- _EXERCISE_: Could you give the data below again, exactly and completely?

Items from a dataset
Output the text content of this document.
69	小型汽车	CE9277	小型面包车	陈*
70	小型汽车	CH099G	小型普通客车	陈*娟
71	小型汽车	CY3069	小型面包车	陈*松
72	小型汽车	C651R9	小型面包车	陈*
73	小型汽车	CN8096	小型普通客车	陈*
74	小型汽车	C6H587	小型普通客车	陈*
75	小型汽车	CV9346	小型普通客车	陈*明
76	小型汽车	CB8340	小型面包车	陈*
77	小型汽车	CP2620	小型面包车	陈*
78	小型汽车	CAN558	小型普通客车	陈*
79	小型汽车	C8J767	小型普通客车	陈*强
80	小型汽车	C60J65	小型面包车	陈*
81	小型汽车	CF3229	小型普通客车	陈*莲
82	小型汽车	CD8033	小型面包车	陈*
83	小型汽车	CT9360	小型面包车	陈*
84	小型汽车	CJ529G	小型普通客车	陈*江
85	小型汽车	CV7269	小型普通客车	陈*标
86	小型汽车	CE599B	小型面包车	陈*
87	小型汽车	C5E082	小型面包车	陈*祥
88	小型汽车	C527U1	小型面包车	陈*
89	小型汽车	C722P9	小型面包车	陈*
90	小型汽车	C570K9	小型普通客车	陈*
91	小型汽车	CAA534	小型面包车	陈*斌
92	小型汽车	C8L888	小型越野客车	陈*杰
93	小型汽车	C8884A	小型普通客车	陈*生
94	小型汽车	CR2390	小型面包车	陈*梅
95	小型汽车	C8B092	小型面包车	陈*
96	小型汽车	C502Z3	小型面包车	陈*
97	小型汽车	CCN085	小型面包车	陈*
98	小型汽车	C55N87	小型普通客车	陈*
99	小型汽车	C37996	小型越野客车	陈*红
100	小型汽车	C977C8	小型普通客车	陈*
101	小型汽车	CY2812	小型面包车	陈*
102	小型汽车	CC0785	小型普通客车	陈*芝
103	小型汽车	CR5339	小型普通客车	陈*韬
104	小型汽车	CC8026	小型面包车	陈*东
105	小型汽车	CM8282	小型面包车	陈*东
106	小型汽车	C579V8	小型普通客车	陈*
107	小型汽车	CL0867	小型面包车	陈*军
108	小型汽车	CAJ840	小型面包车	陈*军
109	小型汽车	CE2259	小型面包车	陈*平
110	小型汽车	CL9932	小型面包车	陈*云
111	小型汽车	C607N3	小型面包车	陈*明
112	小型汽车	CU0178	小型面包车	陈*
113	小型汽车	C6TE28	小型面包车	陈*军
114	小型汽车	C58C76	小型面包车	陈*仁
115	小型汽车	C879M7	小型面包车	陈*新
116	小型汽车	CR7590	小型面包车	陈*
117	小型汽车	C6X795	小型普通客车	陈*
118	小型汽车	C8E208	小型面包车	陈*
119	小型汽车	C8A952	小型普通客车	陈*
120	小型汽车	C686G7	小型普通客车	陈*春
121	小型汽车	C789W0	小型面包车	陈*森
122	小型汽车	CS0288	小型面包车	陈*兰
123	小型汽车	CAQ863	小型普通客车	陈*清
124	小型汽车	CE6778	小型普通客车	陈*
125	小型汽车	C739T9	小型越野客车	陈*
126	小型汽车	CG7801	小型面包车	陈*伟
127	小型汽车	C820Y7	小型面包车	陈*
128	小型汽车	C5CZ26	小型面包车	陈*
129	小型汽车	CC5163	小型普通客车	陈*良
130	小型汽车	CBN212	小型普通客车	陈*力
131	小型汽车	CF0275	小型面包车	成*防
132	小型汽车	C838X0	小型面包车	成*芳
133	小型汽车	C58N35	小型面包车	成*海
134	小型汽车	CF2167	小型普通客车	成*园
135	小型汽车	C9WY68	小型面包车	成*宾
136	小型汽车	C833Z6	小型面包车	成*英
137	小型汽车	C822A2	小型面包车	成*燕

- _ANSWER IN FULL_:
Output the text content of this document.
69	小型汽车	CE9277	小型面包车	陈*
70	小型汽车	CH099G	小型普通客车	陈*娟
71	小型汽车	CY3069	小型面包车	陈*松
72	小型汽车	C651R9	小型面包车	陈*
73	小型汽车	CN8096	小型普通客车	陈*
74	小型汽车	C6H587	小型普通客车	陈*
75	小型汽车	CV9346	小型普通客车	陈*明
76	小型汽车	CB8340	小型面包车	陈*
77	小型汽车	CP2620	小型面包车	陈*
78	小型汽车	CAN558	小型普通客车	陈*
79	小型汽车	C8J767	小型普通客车	陈*强
80	小型汽车	C60J65	小型面包车	陈*
81	小型汽车	CF3229	小型普通客车	陈*莲
82	小型汽车	CD8033	小型面包车	陈*
83	小型汽车	CT9360	小型面包车	陈*
84	小型汽车	CJ529G	小型普通客车	陈*江
85	小型汽车	CV7269	小型普通客车	陈*标
86	小型汽车	CE599B	小型面包车	陈*
87	小型汽车	C5E082	小型面包车	陈*祥
88	小型汽车	C527U1	小型面包车	陈*
89	小型汽车	C722P9	小型面包车	陈*
90	小型汽车	C570K9	小型普通客车	陈*
91	小型汽车	CAA534	小型面包车	陈*斌
92	小型汽车	C8L888	小型越野客车	陈*杰
93	小型汽车	C8884A	小型普通客车	陈*生
94	小型汽车	CR2390	小型面包车	陈*梅
95	小型汽车	C8B092	小型面包车	陈*
96	小型汽车	C502Z3	小型面包车	陈*
97	小型汽车	CCN085	小型面包车	陈*
98	小型汽车	C55N87	小型普通客车	陈*
99	小型汽车	C37996	小型越野客车	陈*红
100	小型汽车	C977C8	小型普通客车	陈*
101	小型汽车	CY2812	小型面包车	陈*
102	小型汽车	CC0785	小型普通客车	陈*芝
103	小型汽车	CR5339	小型普通客车	陈*韬
104	小型汽车	CC8026	小型面包车	陈*东
105	小型汽车	CM8282	小型面包车	陈*东
106	小型汽车	C579V8	小型普通客车	陈*
107	小型汽车	CL0867	小型面包车	陈*军
108	小型汽车	CAJ840	小型面包车	陈*军
109	小型汽车	CE2259	小型面包车	陈*平
110	小型汽车	CL9932	小型面包车	陈*云
111	小型汽车	C607N3	小型面包车	陈*明
112	小型汽车	CU0178	小型面包车	陈*
113	小型汽车	C6TE28	小型面包车	陈*军
114	小型汽车	C58C76	小型面包车	陈*仁
115	小型汽车	C879M7	小型面包车	陈*新
116	小型汽车	CR7590	小型面包车	陈*
117	小型汽车	C6X795	小型普通客车	陈*
118	小型汽车	C8E208	小型面包车	陈*
119	小型汽车	C8A952	小型普通客车	陈*
120	小型汽车	C686G7	小型普通客车	陈*春
121	小型汽车	C789W0	小型面包车	陈*森
122	小型汽车	CS0288	小型面包车	陈*兰
123	小型汽车	CAQ863	小型普通客车	陈*清
124	小型汽车	CE6778	小型普通客车	陈*
125	小型汽车	C739T9	小型越野客车	陈*
126	小型汽车	CG7801	小型面包车	陈*伟
127	小型汽车	C820Y7	小型面包车	陈*
128	小型汽车	C5CZ26	小型面包车	陈*
129	小型汽车	CC5163	小型普通客车	陈*良
130	小型汽车	CBN212	小型普通客车	陈*力
131	小型汽车	CF0275	小型面包车	成*防
132	小型汽车	C838X0	小型面包车	成*芳
133	小型汽车	C58N35	小型面包车	成*海
134	小型汽车	CF2167	小型普通客车	成*园
135	小型汽车	C9WY68	小型面包车	成*宾
136	小型汽车	C833Z6	小型面包车	成*英
137	小型汽车	C822A2	小型面包车	成*燕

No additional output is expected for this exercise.